Prompt: The listing below should be written out exactly; please include all of it.

Exercise materials:
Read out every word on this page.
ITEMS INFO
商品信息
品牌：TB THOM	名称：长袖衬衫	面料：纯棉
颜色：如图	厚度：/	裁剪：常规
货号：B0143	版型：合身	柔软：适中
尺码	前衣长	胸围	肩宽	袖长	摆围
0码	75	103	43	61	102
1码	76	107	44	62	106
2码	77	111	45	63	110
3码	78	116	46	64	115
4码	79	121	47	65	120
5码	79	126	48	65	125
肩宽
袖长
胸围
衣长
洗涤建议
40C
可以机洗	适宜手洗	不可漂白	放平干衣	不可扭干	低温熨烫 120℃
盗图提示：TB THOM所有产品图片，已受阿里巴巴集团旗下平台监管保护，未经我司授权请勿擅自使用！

Worked solution:
Read out every word on this page.
ITEMS INFO
商品信息
品牌：TB THOM	名称：长袖衬衫	面料：纯棉
颜色：如图	厚度：/	裁剪：常规
货号：B0143	版型：合身	柔软：适中
尺码	前衣长	胸围	肩宽	袖长	摆围
0码	75	103	43	61	102
1码	76	107	44	62	106
2码	77	111	45	63	110
3码	78	116	46	64	115
4码	79	121	47	65	120
5码	79	126	48	65	125
肩宽
袖长
胸围
衣长
洗涤建议
40C
可以机洗	适宜手洗	不可漂白	放平干衣	不可扭干	低温熨烫 120℃
盗图提示：TB THOM所有产品图片，已受阿里巴巴集团旗下平台监管保护，未经我司授权请勿擅自使用！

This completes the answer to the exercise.